● **WHAT YOU SHOULD DO**: Every line of the records below should be restated exactly.

Saved data entries:
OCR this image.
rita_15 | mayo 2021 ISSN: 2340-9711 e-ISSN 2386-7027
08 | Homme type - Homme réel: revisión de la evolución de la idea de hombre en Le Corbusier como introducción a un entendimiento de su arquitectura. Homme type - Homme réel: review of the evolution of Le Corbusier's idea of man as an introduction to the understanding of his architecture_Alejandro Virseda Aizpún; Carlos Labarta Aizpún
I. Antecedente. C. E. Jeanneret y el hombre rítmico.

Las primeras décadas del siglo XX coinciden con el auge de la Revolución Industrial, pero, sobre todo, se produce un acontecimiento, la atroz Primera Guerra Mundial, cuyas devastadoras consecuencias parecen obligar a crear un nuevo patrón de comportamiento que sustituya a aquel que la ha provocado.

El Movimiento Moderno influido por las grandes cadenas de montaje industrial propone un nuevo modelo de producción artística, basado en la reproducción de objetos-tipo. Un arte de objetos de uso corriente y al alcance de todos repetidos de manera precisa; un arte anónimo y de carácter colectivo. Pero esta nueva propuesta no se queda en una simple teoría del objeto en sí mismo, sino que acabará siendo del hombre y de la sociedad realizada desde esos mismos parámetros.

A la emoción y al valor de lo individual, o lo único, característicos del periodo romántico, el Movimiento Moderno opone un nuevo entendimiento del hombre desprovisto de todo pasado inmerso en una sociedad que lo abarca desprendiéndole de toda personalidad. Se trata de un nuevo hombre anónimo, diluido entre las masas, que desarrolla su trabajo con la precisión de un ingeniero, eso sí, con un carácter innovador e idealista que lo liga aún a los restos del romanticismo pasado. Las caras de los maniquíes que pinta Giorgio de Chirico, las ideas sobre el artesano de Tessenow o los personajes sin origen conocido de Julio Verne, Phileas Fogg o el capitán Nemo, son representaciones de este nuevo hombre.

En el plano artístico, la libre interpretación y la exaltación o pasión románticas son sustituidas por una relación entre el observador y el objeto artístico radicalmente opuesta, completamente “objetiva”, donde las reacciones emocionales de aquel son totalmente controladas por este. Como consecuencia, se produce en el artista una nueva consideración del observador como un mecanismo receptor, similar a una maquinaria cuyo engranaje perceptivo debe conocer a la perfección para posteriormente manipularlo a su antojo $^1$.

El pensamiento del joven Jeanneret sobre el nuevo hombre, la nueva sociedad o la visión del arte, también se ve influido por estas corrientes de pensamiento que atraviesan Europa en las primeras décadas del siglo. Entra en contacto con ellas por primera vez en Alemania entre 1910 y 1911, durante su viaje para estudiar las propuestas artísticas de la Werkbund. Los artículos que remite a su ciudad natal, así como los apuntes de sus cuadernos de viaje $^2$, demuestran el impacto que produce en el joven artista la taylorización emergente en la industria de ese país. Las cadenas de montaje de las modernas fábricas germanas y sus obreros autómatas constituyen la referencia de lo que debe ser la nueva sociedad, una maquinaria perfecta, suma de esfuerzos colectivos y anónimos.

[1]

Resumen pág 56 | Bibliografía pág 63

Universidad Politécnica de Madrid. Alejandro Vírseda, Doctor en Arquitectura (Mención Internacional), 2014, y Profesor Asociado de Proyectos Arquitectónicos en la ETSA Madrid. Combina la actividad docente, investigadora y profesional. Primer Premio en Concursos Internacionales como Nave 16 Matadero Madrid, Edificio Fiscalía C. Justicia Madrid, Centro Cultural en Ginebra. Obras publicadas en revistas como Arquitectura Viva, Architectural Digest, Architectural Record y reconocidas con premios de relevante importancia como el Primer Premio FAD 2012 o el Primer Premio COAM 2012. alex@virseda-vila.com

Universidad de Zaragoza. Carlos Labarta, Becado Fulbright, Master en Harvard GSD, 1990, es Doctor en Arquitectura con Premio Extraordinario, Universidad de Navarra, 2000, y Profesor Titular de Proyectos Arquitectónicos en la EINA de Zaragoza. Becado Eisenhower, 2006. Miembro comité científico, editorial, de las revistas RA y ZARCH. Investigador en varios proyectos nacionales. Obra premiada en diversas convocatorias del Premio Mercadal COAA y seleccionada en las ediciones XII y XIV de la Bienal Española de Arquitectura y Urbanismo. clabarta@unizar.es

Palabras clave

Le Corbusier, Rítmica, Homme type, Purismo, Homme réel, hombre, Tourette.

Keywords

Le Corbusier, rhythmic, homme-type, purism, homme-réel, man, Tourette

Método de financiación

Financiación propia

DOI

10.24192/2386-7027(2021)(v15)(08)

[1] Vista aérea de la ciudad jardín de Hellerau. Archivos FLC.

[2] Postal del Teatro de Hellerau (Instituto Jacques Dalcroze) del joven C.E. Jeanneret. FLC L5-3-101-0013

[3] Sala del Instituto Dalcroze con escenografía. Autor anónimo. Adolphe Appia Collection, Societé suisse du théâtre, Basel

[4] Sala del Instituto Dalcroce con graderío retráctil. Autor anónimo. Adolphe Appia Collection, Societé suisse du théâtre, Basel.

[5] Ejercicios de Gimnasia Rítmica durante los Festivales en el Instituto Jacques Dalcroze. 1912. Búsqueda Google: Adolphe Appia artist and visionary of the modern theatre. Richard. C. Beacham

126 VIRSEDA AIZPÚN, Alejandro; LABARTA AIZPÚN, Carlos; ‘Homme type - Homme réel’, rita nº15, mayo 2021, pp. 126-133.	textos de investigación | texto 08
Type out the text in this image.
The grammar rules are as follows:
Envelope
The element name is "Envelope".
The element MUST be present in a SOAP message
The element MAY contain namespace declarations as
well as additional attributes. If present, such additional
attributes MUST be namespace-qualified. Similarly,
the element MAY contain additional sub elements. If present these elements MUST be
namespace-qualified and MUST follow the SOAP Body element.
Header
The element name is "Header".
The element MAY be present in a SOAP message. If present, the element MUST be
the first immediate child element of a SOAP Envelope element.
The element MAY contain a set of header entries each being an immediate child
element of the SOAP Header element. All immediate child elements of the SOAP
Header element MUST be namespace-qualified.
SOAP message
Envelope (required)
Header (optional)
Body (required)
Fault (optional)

● **RESULT OF THE EXERCISE**:
OCR this image.
rita_15 | mayo 2021 ISSN: 2340-9711 e-ISSN 2386-7027
08 | Homme type - Homme réel: revisión de la evolución de la idea de hombre en Le Corbusier como introducción a un entendimiento de su arquitectura. Homme type - Homme réel: review of the evolution of Le Corbusier's idea of man as an introduction to the understanding of his architecture_Alejandro Virseda Aizpún; Carlos Labarta Aizpún
I. Antecedente. C. E. Jeanneret y el hombre rítmico.

Las primeras décadas del siglo XX coinciden con el auge de la Revolución Industrial, pero, sobre todo, se produce un acontecimiento, la atroz Primera Guerra Mundial, cuyas devastadoras consecuencias parecen obligar a crear un nuevo patrón de comportamiento que sustituya a aquel que la ha provocado.

El Movimiento Moderno influido por las grandes cadenas de montaje industrial propone un nuevo modelo de producción artística, basado en la reproducción de objetos-tipo. Un arte de objetos de uso corriente y al alcance de todos repetidos de manera precisa; un arte anónimo y de carácter colectivo. Pero esta nueva propuesta no se queda en una simple teoría del objeto en sí mismo, sino que acabará siendo del hombre y de la sociedad realizada desde esos mismos parámetros.

A la emoción y al valor de lo individual, o lo único, característicos del periodo romántico, el Movimiento Moderno opone un nuevo entendimiento del hombre desprovisto de todo pasado inmerso en una sociedad que lo abarca desprendiéndole de toda personalidad. Se trata de un nuevo hombre anónimo, diluido entre las masas, que desarrolla su trabajo con la precisión de un ingeniero, eso sí, con un carácter innovador e idealista que lo liga aún a los restos del romanticismo pasado. Las caras de los maniquíes que pinta Giorgio de Chirico, las ideas sobre el artesano de Tessenow o los personajes sin origen conocido de Julio Verne, Phileas Fogg o el capitán Nemo, son representaciones de este nuevo hombre.

En el plano artístico, la libre interpretación y la exaltación o pasión románticas son sustituidas por una relación entre el observador y el objeto artístico radicalmente opuesta, completamente “objetiva”, donde las reacciones emocionales de aquel son totalmente controladas por este. Como consecuencia, se produce en el artista una nueva consideración del observador como un mecanismo receptor, similar a una maquinaria cuyo engranaje perceptivo debe conocer a la perfección para posteriormente manipularlo a su antojo $^1$.

El pensamiento del joven Jeanneret sobre el nuevo hombre, la nueva sociedad o la visión del arte, también se ve influido por estas corrientes de pensamiento que atraviesan Europa en las primeras décadas del siglo. Entra en contacto con ellas por primera vez en Alemania entre 1910 y 1911, durante su viaje para estudiar las propuestas artísticas de la Werkbund. Los artículos que remite a su ciudad natal, así como los apuntes de sus cuadernos de viaje $^2$, demuestran el impacto que produce en el joven artista la taylorización emergente en la industria de ese país. Las cadenas de montaje de las modernas fábricas germanas y sus obreros autómatas constituyen la referencia de lo que debe ser la nueva sociedad, una maquinaria perfecta, suma de esfuerzos colectivos y anónimos.

[1]

Resumen pág 56 | Bibliografía pág 63

Universidad Politécnica de Madrid. Alejandro Vírseda, Doctor en Arquitectura (Mención Internacional), 2014, y Profesor Asociado de Proyectos Arquitectónicos en la ETSA Madrid. Combina la actividad docente, investigadora y profesional. Primer Premio en Concursos Internacionales como Nave 16 Matadero Madrid, Edificio Fiscalía C. Justicia Madrid, Centro Cultural en Ginebra. Obras publicadas en revistas como Arquitectura Viva, Architectural Digest, Architectural Record y reconocidas con premios de relevante importancia como el Primer Premio FAD 2012 o el Primer Premio COAM 2012. alex@virseda-vila.com

Universidad de Zaragoza. Carlos Labarta, Becado Fulbright, Master en Harvard GSD, 1990, es Doctor en Arquitectura con Premio Extraordinario, Universidad de Navarra, 2000, y Profesor Titular de Proyectos Arquitectónicos en la EINA de Zaragoza. Becado Eisenhower, 2006. Miembro comité científico, editorial, de las revistas RA y ZARCH. Investigador en varios proyectos nacionales. Obra premiada en diversas convocatorias del Premio Mercadal COAA y seleccionada en las ediciones XII y XIV de la Bienal Española de Arquitectura y Urbanismo. clabarta@unizar.es

Palabras clave

Le Corbusier, Rítmica, Homme type, Purismo, Homme réel, hombre, Tourette.

Keywords

Le Corbusier, rhythmic, homme-type, purism, homme-réel, man, Tourette

Método de financiación

Financiación propia

DOI

10.24192/2386-7027(2021)(v15)(08)

[1] Vista aérea de la ciudad jardín de Hellerau. Archivos FLC.

[2] Postal del Teatro de Hellerau (Instituto Jacques Dalcroze) del joven C.E. Jeanneret. FLC L5-3-101-0013

[3] Sala del Instituto Dalcroze con escenografía. Autor anónimo. Adolphe Appia Collection, Societé suisse du théâtre, Basel

[4] Sala del Instituto Dalcroce con graderío retráctil. Autor anónimo. Adolphe Appia Collection, Societé suisse du théâtre, Basel.

[5] Ejercicios de Gimnasia Rítmica durante los Festivales en el Instituto Jacques Dalcroze. 1912. Búsqueda Google: Adolphe Appia artist and visionary of the modern theatre. Richard. C. Beacham

126 VIRSEDA AIZPÚN, Alejandro; LABARTA AIZPÚN, Carlos; ‘Homme type - Homme réel’, rita nº15, mayo 2021, pp. 126-133.	textos de investigación | texto 08
Type out the text in this image.
The grammar rules are as follows:
Envelope
The element name is "Envelope".
The element MUST be present in a SOAP message
The element MAY contain namespace declarations as
well as additional attributes. If present, such additional
attributes MUST be namespace-qualified. Similarly,
the element MAY contain additional sub elements. If present these elements MUST be
namespace-qualified and MUST follow the SOAP Body element.
Header
The element name is "Header".
The element MAY be present in a SOAP message. If present, the element MUST be
the first immediate child element of a SOAP Envelope element.
The element MAY contain a set of header entries each being an immediate child
element of the SOAP Header element. All immediate child elements of the SOAP
Header element MUST be namespace-qualified.
SOAP message
Envelope (required)
Header (optional)
Body (required)
Fault (optional)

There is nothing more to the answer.